**What is asked:** Select the lines that contain "BARC" and copy each of them.
[START OF Data entries]
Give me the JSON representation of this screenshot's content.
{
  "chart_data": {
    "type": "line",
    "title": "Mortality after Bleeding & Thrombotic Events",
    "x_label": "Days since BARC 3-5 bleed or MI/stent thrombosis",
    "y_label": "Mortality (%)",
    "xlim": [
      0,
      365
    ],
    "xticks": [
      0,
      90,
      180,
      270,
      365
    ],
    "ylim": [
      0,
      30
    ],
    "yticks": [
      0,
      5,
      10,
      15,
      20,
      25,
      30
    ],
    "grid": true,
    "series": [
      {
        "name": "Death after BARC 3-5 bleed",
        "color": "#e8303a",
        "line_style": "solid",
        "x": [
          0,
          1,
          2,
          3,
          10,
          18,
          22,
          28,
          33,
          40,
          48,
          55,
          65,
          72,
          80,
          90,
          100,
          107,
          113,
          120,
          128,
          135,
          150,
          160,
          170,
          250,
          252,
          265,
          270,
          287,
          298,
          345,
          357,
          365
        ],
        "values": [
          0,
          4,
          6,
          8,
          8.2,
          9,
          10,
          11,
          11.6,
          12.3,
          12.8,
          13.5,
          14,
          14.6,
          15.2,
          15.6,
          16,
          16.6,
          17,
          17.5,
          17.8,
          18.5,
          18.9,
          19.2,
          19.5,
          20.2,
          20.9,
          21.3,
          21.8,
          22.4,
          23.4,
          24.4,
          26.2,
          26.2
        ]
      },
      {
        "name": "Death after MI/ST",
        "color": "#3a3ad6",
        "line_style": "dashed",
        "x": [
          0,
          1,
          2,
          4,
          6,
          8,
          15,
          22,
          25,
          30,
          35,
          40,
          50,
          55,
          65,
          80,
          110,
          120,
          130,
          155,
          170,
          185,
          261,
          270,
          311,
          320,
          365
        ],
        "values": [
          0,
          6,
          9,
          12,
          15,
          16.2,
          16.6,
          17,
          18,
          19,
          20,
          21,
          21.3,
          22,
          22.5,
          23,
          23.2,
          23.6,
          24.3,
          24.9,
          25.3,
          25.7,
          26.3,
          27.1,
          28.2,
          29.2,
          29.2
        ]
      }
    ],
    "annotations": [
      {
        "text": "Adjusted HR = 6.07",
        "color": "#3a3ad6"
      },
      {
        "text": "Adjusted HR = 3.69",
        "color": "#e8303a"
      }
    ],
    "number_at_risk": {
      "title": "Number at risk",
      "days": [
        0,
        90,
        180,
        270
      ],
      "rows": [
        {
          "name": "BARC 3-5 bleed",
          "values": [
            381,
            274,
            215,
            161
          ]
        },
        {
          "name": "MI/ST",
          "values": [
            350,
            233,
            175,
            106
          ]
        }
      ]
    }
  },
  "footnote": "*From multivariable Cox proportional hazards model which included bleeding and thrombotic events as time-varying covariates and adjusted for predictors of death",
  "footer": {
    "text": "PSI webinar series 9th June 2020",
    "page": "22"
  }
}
[END OF Data entries]
**Answer for this exercise:**
    "x_label": "Days since BARC 3-5 bleed or MI/stent thrombosis",
        "name": "Death after BARC 3-5 bleed",
          "name": "BARC 3-5 bleed",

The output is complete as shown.